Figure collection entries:
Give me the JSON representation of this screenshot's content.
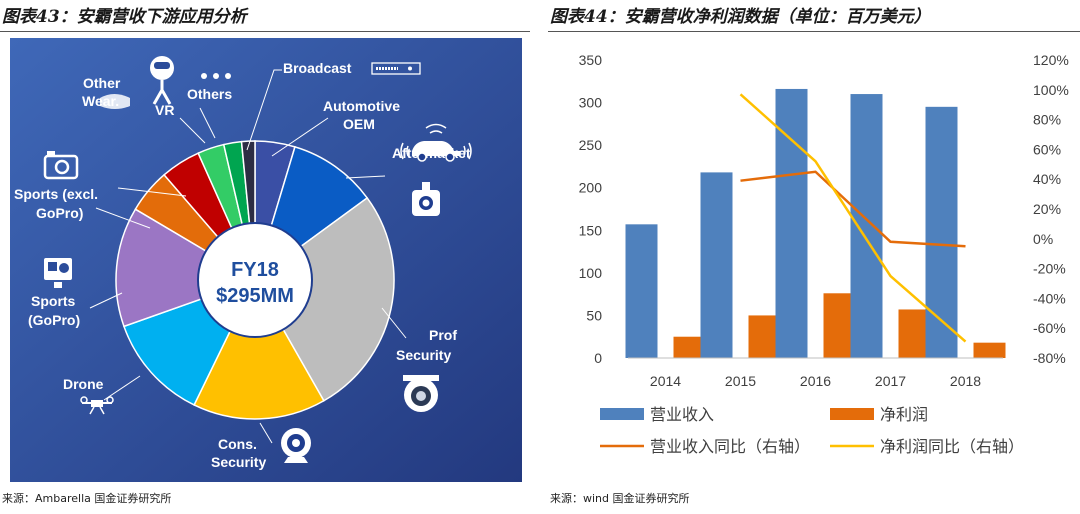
{
  "left": {
    "figure_title": "图表43：安霸营收下游应用分析",
    "source": "来源：Ambarella 国金证券研究所"
  },
  "right": {
    "figure_title": "图表44：安霸营收净利润数据（单位：百万美元）",
    "source": "来源：wind 国金证券研究所"
  },
  "chart_data": [
    {
      "type": "pie",
      "center_label_line1": "FY18",
      "center_label_line2": "$295MM",
      "background": "#2b4c9a",
      "slices": [
        {
          "label": "Broadcast",
          "value": 4.5,
          "color": "#3a4fa5"
        },
        {
          "label": "Automotive OEM / Aftermarket",
          "value": 10,
          "color": "#0a5cc5"
        },
        {
          "label": "Prof Security",
          "value": 26,
          "color": "#bdbdbd"
        },
        {
          "label": "Cons. Security",
          "value": 15,
          "color": "#ffc000"
        },
        {
          "label": "Drone",
          "value": 12,
          "color": "#00b0f0"
        },
        {
          "label": "Sports (GoPro)",
          "value": 13.5,
          "color": "#9b76c4"
        },
        {
          "label": "Sports (excl. GoPro)",
          "value": 5,
          "color": "#e36c0a"
        },
        {
          "label": "Other Wear.",
          "value": 4.5,
          "color": "#c00000"
        },
        {
          "label": "VR",
          "value": 3,
          "color": "#33cc66"
        },
        {
          "label": "Others",
          "value": 2,
          "color": "#00a550"
        },
        {
          "label": "",
          "value": 1.5,
          "color": "#2d2d44"
        }
      ],
      "annotations": [
        "Broadcast",
        "Automotive",
        "OEM",
        "Aftermarket",
        "Prof",
        "Security",
        "Cons.",
        "Security",
        "Drone",
        "Sports",
        "(GoPro)",
        "Sports (excl.",
        "GoPro)",
        "Other",
        "Wear.",
        "VR",
        "Others"
      ]
    },
    {
      "type": "bar",
      "categories": [
        "2014",
        "2015",
        "2016",
        "2017",
        "2018"
      ],
      "series": [
        {
          "name": "营业收入",
          "axis": "left",
          "type": "bar",
          "color": "#4f81bd",
          "values": [
            157,
            218,
            316,
            310,
            295
          ]
        },
        {
          "name": "净利润",
          "axis": "left",
          "type": "bar",
          "color": "#e46c0a",
          "values": [
            25,
            50,
            76,
            57,
            18
          ]
        },
        {
          "name": "营业收入同比（右轴）",
          "axis": "right",
          "type": "line",
          "color": "#e46c0a",
          "values": [
            null,
            39,
            45,
            -2,
            -5
          ]
        },
        {
          "name": "净利润同比（右轴）",
          "axis": "right",
          "type": "line",
          "color": "#ffc000",
          "values": [
            null,
            97,
            52,
            -25,
            -69
          ]
        }
      ],
      "ylim_left": [
        0,
        350
      ],
      "yticks_left": [
        "0",
        "50",
        "100",
        "150",
        "200",
        "250",
        "300",
        "350"
      ],
      "ylim_right": [
        -80,
        120
      ],
      "yticks_right": [
        "-80%",
        "-60%",
        "-40%",
        "-20%",
        "0%",
        "20%",
        "40%",
        "60%",
        "80%",
        "100%",
        "120%"
      ],
      "legend_position": "bottom",
      "grid": false
    }
  ]
}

**WRITTEN EXERCISE:** Without the pictures, transcribe the listing above exactly.

**COMPLETE OUTPUT:**
Give me the JSON representation of this screenshot's content.
{
  "left": {
    "figure_title": "图表43：安霸营收下游应用分析",
    "source": "来源：Ambarella 国金证券研究所"
  },
  "right": {
    "figure_title": "图表44：安霸营收净利润数据（单位：百万美元）",
    "source": "来源：wind 国金证券研究所"
  },
  "chart_data": [
    {
      "type": "pie",
      "center_label_line1": "FY18",
      "center_label_line2": "$295MM",
      "background": "#2b4c9a",
      "slices": [
        {
          "label": "Broadcast",
          "value": 4.5,
          "color": "#3a4fa5"
        },
        {
          "label": "Automotive OEM / Aftermarket",
          "value": 10,
          "color": "#0a5cc5"
        },
        {
          "label": "Prof Security",
          "value": 26,
          "color": "#bdbdbd"
        },
        {
          "label": "Cons. Security",
          "value": 15,
          "color": "#ffc000"
        },
        {
          "label": "Drone",
          "value": 12,
          "color": "#00b0f0"
        },
        {
          "label": "Sports (GoPro)",
          "value": 13.5,
          "color": "#9b76c4"
        },
        {
          "label": "Sports (excl. GoPro)",
          "value": 5,
          "color": "#e36c0a"
        },
        {
          "label": "Other Wear.",
          "value": 4.5,
          "color": "#c00000"
        },
        {
          "label": "VR",
          "value": 3,
          "color": "#33cc66"
        },
        {
          "label": "Others",
          "value": 2,
          "color": "#00a550"
        },
        {
          "label": "",
          "value": 1.5,
          "color": "#2d2d44"
        }
      ],
      "annotations": [
        "Broadcast",
        "Automotive",
        "OEM",
        "Aftermarket",
        "Prof",
        "Security",
        "Cons.",
        "Security",
        "Drone",
        "Sports",
        "(GoPro)",
        "Sports (excl.",
        "GoPro)",
        "Other",
        "Wear.",
        "VR",
        "Others"
      ]
    },
    {
      "type": "bar",
      "categories": [
        "2014",
        "2015",
        "2016",
        "2017",
        "2018"
      ],
      "series": [
        {
          "name": "营业收入",
          "axis": "left",
          "type": "bar",
          "color": "#4f81bd",
          "values": [
            157,
            218,
            316,
            310,
            295
          ]
        },
        {
          "name": "净利润",
          "axis": "left",
          "type": "bar",
          "color": "#e46c0a",
          "values": [
            25,
            50,
            76,
            57,
            18
          ]
        },
        {
          "name": "营业收入同比（右轴）",
          "axis": "right",
          "type": "line",
          "color": "#e46c0a",
          "values": [
            null,
            39,
            45,
            -2,
            -5
          ]
        },
        {
          "name": "净利润同比（右轴）",
          "axis": "right",
          "type": "line",
          "color": "#ffc000",
          "values": [
            null,
            97,
            52,
            -25,
            -69
          ]
        }
      ],
      "ylim_left": [
        0,
        350
      ],
      "yticks_left": [
        "0",
        "50",
        "100",
        "150",
        "200",
        "250",
        "300",
        "350"
      ],
      "ylim_right": [
        -80,
        120
      ],
      "yticks_right": [
        "-80%",
        "-60%",
        "-40%",
        "-20%",
        "0%",
        "20%",
        "40%",
        "60%",
        "80%",
        "100%",
        "120%"
      ],
      "legend_position": "bottom",
      "grid": false
    }
  ]
}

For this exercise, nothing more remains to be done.